> _OBJECTIVE_
Scan the material below for the string "フラット", and copy every line where it shows up.

> _DATA RECORDS_
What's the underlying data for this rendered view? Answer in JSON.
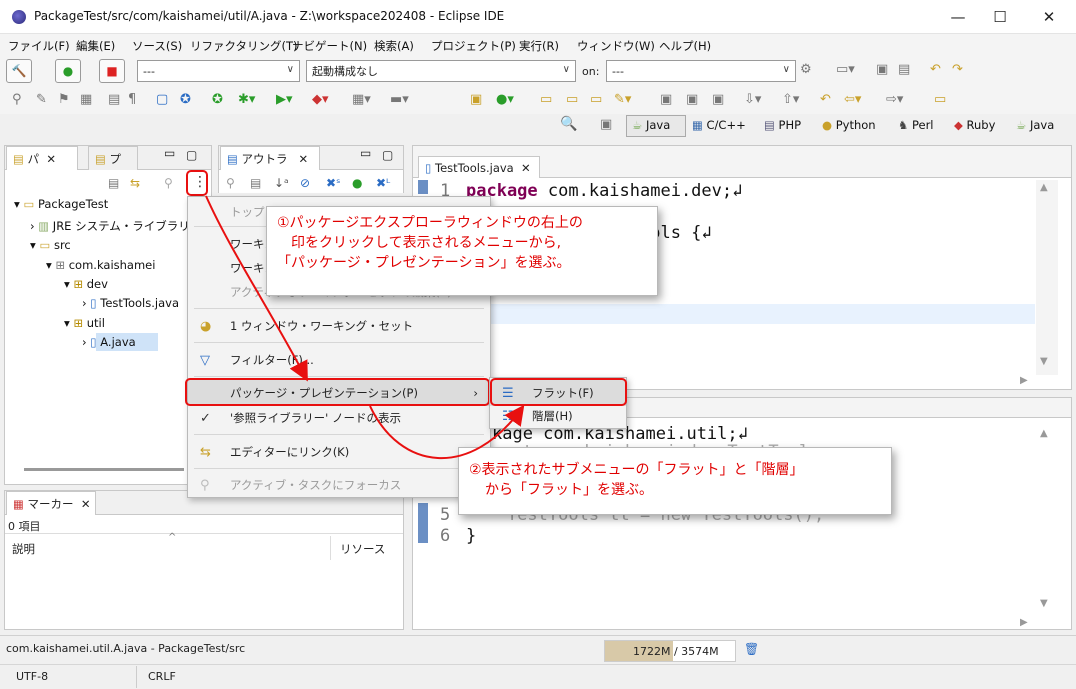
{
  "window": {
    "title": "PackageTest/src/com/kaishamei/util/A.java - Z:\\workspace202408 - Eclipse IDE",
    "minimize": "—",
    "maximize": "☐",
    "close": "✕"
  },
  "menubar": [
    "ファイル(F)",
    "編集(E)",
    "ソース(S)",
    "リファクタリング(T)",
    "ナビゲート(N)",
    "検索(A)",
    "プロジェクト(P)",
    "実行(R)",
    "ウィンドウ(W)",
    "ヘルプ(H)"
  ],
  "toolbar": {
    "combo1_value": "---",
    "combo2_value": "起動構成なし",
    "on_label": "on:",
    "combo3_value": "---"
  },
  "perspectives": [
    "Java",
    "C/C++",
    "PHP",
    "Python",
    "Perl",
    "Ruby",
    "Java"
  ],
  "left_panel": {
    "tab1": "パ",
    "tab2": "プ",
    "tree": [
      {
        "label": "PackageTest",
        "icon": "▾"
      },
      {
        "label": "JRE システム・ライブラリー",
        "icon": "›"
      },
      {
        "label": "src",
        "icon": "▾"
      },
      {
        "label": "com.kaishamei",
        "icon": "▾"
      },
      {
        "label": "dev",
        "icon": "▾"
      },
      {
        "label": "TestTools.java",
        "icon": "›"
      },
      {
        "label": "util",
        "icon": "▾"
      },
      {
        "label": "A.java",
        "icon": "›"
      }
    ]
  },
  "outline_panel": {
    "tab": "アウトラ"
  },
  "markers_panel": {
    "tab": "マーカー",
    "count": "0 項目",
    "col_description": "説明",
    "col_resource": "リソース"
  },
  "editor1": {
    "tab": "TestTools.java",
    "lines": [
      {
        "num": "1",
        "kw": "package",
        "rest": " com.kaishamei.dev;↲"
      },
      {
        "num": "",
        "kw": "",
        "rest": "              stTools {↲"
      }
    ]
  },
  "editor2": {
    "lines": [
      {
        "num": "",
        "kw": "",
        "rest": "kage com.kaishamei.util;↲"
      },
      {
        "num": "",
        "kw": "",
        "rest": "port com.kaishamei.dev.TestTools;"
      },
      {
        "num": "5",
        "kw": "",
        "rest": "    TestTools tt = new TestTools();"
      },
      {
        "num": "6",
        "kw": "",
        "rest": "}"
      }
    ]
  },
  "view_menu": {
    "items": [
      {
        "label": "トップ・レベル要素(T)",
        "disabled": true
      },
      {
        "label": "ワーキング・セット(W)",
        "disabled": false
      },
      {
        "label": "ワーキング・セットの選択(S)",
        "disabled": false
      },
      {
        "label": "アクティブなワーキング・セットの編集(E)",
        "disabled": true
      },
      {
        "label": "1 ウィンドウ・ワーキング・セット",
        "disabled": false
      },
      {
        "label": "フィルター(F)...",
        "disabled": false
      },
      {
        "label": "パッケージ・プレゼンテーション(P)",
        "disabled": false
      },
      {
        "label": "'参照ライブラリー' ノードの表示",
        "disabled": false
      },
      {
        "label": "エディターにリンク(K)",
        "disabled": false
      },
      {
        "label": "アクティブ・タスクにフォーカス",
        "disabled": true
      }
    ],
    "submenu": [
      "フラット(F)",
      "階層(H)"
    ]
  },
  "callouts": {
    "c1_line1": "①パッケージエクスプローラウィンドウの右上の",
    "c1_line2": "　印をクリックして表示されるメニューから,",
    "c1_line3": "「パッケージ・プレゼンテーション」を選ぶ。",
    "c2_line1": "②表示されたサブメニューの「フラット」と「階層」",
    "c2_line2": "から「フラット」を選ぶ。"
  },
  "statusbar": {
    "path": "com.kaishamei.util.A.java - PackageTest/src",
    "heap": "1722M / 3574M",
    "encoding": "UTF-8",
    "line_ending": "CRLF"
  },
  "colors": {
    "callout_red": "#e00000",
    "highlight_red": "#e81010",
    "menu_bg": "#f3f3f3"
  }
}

---

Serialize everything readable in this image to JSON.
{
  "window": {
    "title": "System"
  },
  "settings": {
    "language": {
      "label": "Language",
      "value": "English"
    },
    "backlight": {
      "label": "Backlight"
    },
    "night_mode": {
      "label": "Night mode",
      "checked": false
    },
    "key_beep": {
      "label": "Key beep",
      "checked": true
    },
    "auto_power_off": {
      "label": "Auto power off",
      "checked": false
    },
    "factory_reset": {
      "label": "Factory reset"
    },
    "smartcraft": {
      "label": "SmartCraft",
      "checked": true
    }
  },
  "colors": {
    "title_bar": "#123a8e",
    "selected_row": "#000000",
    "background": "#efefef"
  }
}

...

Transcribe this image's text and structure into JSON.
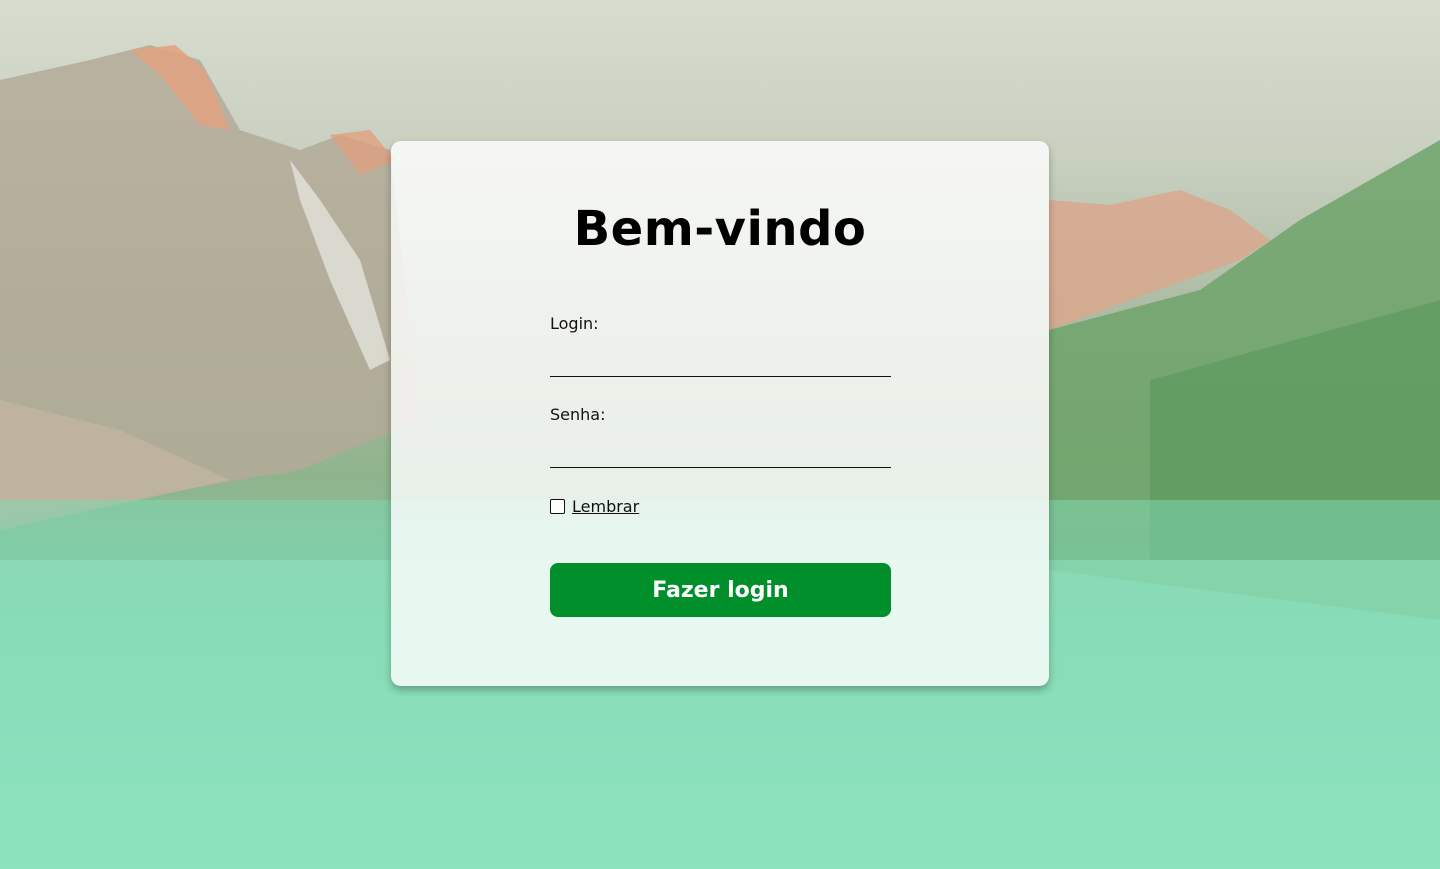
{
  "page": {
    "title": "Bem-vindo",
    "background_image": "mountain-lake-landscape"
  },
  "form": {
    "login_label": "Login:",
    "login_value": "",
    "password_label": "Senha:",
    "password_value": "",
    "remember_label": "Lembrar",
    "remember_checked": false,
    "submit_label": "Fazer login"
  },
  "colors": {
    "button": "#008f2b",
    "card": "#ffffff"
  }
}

> _THE RESULT_
      "フラット(F)",
    "c2_line1": "②表示されたサブメニューの「フラット」と「階層」",
    "c2_line2": "から「フラット」を選ぶ。"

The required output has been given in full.